• _What you need to do_
Repeat the listing in full, word for word.

(Rows from a dataset)
********************

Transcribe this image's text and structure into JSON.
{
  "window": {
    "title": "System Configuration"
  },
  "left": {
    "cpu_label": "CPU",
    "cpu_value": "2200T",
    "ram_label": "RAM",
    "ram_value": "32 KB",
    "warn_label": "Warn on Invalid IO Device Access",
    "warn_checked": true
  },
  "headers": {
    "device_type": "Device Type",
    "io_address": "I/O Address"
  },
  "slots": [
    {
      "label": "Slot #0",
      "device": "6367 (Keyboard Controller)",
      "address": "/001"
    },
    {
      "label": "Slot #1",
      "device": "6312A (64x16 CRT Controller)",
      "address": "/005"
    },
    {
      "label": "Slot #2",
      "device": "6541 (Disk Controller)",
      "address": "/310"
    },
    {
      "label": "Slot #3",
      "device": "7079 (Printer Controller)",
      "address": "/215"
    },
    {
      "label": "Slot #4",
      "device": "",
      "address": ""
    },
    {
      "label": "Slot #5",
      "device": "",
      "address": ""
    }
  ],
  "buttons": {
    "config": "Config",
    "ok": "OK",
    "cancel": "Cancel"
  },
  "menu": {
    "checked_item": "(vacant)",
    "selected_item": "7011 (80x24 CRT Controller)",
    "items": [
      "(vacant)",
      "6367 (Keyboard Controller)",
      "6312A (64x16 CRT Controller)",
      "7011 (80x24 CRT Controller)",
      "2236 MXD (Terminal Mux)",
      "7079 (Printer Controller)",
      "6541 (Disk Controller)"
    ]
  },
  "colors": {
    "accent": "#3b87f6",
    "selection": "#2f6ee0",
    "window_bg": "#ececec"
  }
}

********************

• _Answer for this exercise_
Transcribe this image's text and structure into JSON.
{
  "window": {
    "title": "System Configuration"
  },
  "left": {
    "cpu_label": "CPU",
    "cpu_value": "2200T",
    "ram_label": "RAM",
    "ram_value": "32 KB",
    "warn_label": "Warn on Invalid IO Device Access",
    "warn_checked": true
  },
  "headers": {
    "device_type": "Device Type",
    "io_address": "I/O Address"
  },
  "slots": [
    {
      "label": "Slot #0",
      "device": "6367 (Keyboard Controller)",
      "address": "/001"
    },
    {
      "label": "Slot #1",
      "device": "6312A (64x16 CRT Controller)",
      "address": "/005"
    },
    {
      "label": "Slot #2",
      "device": "6541 (Disk Controller)",
      "address": "/310"
    },
    {
      "label": "Slot #3",
      "device": "7079 (Printer Controller)",
      "address": "/215"
    },
    {
      "label": "Slot #4",
      "device": "",
      "address": ""
    },
    {
      "label": "Slot #5",
      "device": "",
      "address": ""
    }
  ],
  "buttons": {
    "config": "Config",
    "ok": "OK",
    "cancel": "Cancel"
  },
  "menu": {
    "checked_item": "(vacant)",
    "selected_item": "7011 (80x24 CRT Controller)",
    "items": [
      "(vacant)",
      "6367 (Keyboard Controller)",
      "6312A (64x16 CRT Controller)",
      "7011 (80x24 CRT Controller)",
      "2236 MXD (Terminal Mux)",
      "7079 (Printer Controller)",
      "6541 (Disk Controller)"
    ]
  },
  "colors": {
    "accent": "#3b87f6",
    "selection": "#2f6ee0",
    "window_bg": "#ececec"
  }
}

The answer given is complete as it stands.